[What is asked]:
Drop the images; return everything else in the listing below exactly.

-------

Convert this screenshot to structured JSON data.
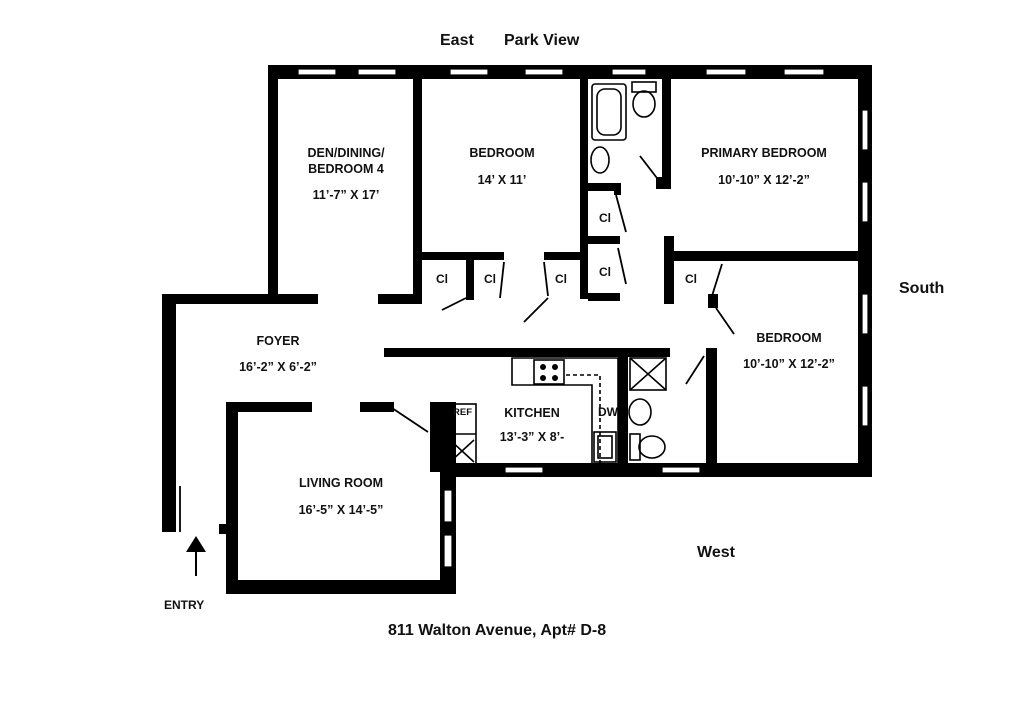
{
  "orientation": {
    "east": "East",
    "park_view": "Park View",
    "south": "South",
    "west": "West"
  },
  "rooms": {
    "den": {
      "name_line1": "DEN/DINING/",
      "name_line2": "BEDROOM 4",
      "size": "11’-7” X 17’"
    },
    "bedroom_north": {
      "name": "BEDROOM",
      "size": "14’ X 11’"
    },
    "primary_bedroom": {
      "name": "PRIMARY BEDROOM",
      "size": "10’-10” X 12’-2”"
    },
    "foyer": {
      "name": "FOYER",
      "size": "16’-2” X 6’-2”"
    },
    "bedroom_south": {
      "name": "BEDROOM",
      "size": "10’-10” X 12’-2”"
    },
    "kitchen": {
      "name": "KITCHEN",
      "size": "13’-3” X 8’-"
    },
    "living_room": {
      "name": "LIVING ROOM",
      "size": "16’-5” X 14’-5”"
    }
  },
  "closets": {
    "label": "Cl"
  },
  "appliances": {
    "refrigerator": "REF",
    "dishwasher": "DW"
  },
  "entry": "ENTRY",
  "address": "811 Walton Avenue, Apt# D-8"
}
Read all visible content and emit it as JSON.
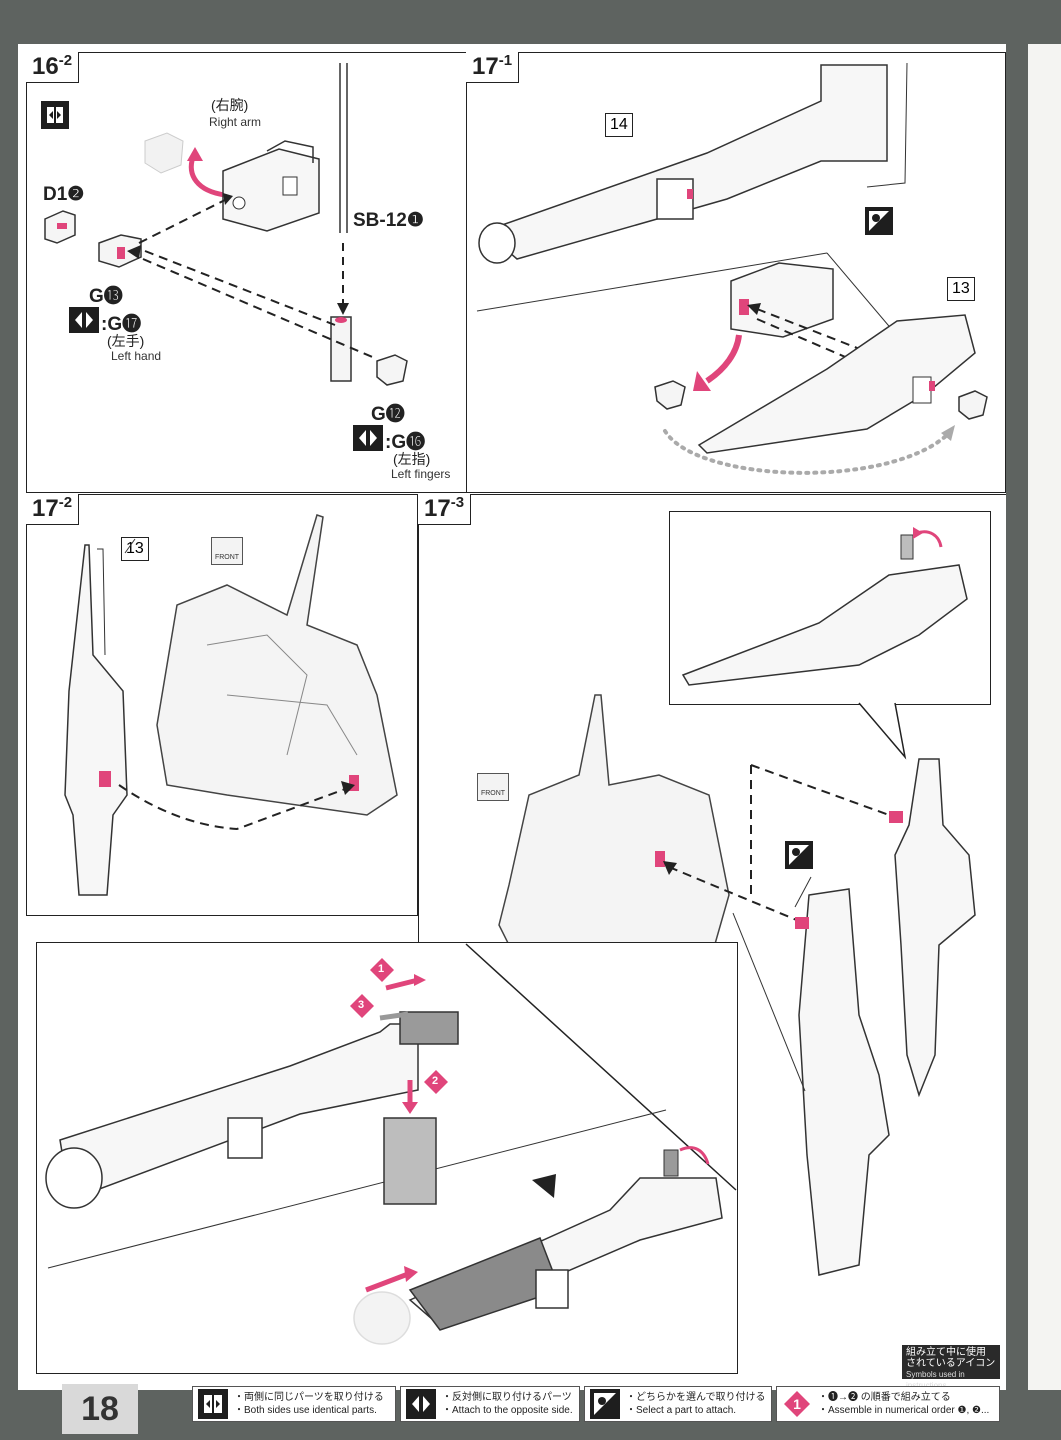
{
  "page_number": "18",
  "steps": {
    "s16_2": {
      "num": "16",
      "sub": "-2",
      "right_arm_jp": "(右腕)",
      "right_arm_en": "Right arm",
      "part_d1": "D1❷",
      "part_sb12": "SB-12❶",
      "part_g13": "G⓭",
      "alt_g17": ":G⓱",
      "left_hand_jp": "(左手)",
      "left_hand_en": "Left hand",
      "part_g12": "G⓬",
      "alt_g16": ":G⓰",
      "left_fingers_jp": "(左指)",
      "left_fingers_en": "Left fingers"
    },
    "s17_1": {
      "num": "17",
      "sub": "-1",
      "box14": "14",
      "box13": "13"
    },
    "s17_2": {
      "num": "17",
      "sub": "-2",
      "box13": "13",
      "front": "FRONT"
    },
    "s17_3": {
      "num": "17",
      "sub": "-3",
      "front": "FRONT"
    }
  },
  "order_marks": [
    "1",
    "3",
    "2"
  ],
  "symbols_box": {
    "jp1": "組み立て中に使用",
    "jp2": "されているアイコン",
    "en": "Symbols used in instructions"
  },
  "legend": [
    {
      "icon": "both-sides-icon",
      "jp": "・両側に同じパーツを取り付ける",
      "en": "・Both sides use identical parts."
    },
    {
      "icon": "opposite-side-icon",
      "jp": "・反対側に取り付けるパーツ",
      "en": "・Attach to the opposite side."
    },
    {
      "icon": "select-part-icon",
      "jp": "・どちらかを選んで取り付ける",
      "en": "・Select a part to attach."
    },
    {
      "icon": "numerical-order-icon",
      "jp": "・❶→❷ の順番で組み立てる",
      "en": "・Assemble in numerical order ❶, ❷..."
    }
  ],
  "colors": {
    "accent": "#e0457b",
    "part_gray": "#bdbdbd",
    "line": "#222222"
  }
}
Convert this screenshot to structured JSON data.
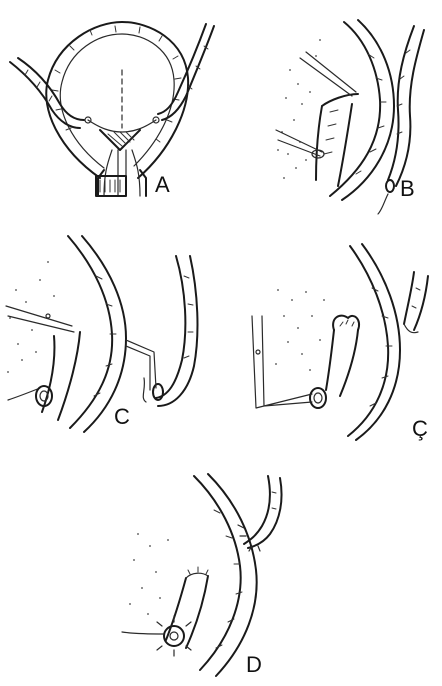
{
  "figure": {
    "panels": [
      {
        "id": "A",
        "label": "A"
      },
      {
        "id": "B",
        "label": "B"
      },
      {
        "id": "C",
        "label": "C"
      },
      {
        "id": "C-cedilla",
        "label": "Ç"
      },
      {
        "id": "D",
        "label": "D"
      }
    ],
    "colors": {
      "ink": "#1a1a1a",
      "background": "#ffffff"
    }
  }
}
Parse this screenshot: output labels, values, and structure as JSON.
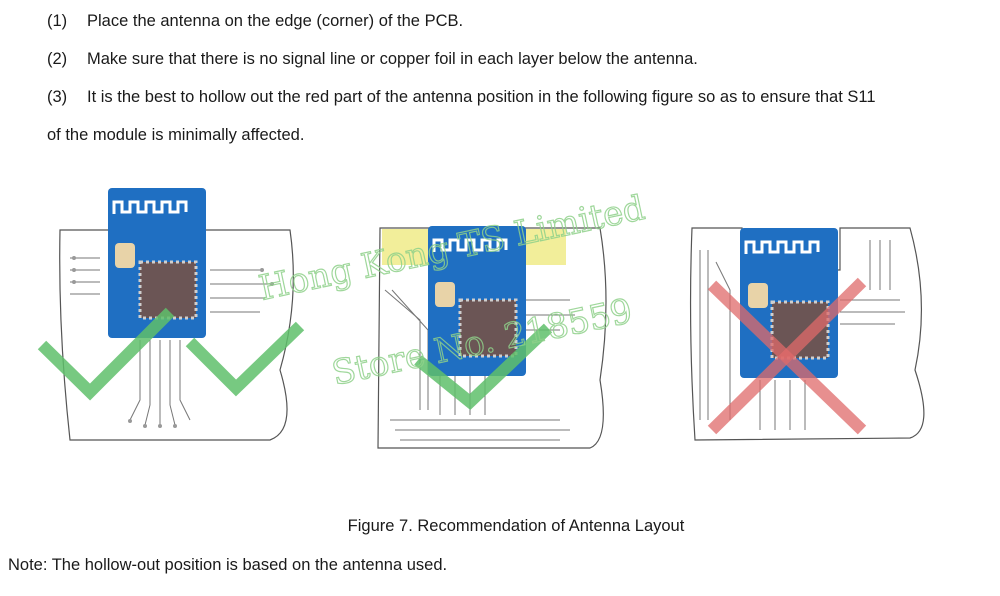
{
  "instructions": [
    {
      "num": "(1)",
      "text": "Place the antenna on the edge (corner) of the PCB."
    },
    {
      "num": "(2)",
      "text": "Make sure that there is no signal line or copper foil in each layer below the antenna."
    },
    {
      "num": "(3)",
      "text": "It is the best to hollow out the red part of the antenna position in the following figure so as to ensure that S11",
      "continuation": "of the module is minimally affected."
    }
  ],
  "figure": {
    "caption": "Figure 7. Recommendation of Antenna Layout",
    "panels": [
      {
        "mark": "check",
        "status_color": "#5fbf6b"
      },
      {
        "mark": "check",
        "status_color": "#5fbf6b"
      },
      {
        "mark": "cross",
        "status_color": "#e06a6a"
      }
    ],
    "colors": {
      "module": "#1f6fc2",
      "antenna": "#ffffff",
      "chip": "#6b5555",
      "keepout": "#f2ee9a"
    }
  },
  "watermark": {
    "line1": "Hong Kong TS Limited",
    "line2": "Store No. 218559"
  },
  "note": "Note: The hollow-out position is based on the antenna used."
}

-------

[Solution for this problem]:
Convert this screenshot to structured JSON data.
{
  "orientation": {
    "east": "East",
    "park_view": "Park View",
    "south": "South",
    "west": "West"
  },
  "rooms": {
    "den": {
      "name_line1": "DEN/DINING/",
      "name_line2": "BEDROOM 4",
      "size": "11’-7” X 17’"
    },
    "bedroom_north": {
      "name": "BEDROOM",
      "size": "14’ X 11’"
    },
    "primary_bedroom": {
      "name": "PRIMARY BEDROOM",
      "size": "10’-10” X 12’-2”"
    },
    "foyer": {
      "name": "FOYER",
      "size": "16’-2” X 6’-2”"
    },
    "bedroom_south": {
      "name": "BEDROOM",
      "size": "10’-10” X 12’-2”"
    },
    "kitchen": {
      "name": "KITCHEN",
      "size": "13’-3” X 8’-"
    },
    "living_room": {
      "name": "LIVING ROOM",
      "size": "16’-5” X 14’-5”"
    }
  },
  "closets": {
    "label": "Cl"
  },
  "appliances": {
    "refrigerator": "REF",
    "dishwasher": "DW"
  },
  "entry": "ENTRY",
  "address": "811 Walton Avenue, Apt# D-8"
}
Read all visible content and emit it as JSON.
{
  "page_number": "18",
  "steps": {
    "s16_2": {
      "num": "16",
      "sub": "-2",
      "right_arm_jp": "(右腕)",
      "right_arm_en": "Right arm",
      "part_d1": "D1❷",
      "part_sb12": "SB-12❶",
      "part_g13": "G⓭",
      "alt_g17": ":G⓱",
      "left_hand_jp": "(左手)",
      "left_hand_en": "Left hand",
      "part_g12": "G⓬",
      "alt_g16": ":G⓰",
      "left_fingers_jp": "(左指)",
      "left_fingers_en": "Left fingers"
    },
    "s17_1": {
      "num": "17",
      "sub": "-1",
      "box14": "14",
      "box13": "13"
    },
    "s17_2": {
      "num": "17",
      "sub": "-2",
      "box13": "13",
      "front": "FRONT"
    },
    "s17_3": {
      "num": "17",
      "sub": "-3",
      "front": "FRONT"
    }
  },
  "order_marks": [
    "1",
    "3",
    "2"
  ],
  "symbols_box": {
    "jp1": "組み立て中に使用",
    "jp2": "されているアイコン",
    "en": "Symbols used in instructions"
  },
  "legend": [
    {
      "icon": "both-sides-icon",
      "jp": "・両側に同じパーツを取り付ける",
      "en": "・Both sides use identical parts."
    },
    {
      "icon": "opposite-side-icon",
      "jp": "・反対側に取り付けるパーツ",
      "en": "・Attach to the opposite side."
    },
    {
      "icon": "select-part-icon",
      "jp": "・どちらかを選んで取り付ける",
      "en": "・Select a part to attach."
    },
    {
      "icon": "numerical-order-icon",
      "jp": "・❶→❷ の順番で組み立てる",
      "en": "・Assemble in numerical order ❶, ❷..."
    }
  ],
  "colors": {
    "accent": "#e0457b",
    "part_gray": "#bdbdbd",
    "line": "#222222"
  }
}
Convert this screenshot to structured JSON data.
{
  "figure": {
    "panels": [
      {
        "id": "A",
        "label": "A"
      },
      {
        "id": "B",
        "label": "B"
      },
      {
        "id": "C",
        "label": "C"
      },
      {
        "id": "C-cedilla",
        "label": "Ç"
      },
      {
        "id": "D",
        "label": "D"
      }
    ],
    "colors": {
      "ink": "#1a1a1a",
      "background": "#ffffff"
    }
  }
}
Parse this screenshot: output labels, values, and structure as JSON.
{
  "instructions": [
    {
      "num": "(1)",
      "text": "Place the antenna on the edge (corner) of the PCB."
    },
    {
      "num": "(2)",
      "text": "Make sure that there is no signal line or copper foil in each layer below the antenna."
    },
    {
      "num": "(3)",
      "text": "It is the best to hollow out the red part of the antenna position in the following figure so as to ensure that S11",
      "continuation": "of the module is minimally affected."
    }
  ],
  "figure": {
    "caption": "Figure 7. Recommendation of Antenna Layout",
    "panels": [
      {
        "mark": "check",
        "status_color": "#5fbf6b"
      },
      {
        "mark": "check",
        "status_color": "#5fbf6b"
      },
      {
        "mark": "cross",
        "status_color": "#e06a6a"
      }
    ],
    "colors": {
      "module": "#1f6fc2",
      "antenna": "#ffffff",
      "chip": "#6b5555",
      "keepout": "#f2ee9a"
    }
  },
  "watermark": {
    "line1": "Hong Kong TS Limited",
    "line2": "Store No. 218559"
  },
  "note": "Note: The hollow-out position is based on the antenna used."
}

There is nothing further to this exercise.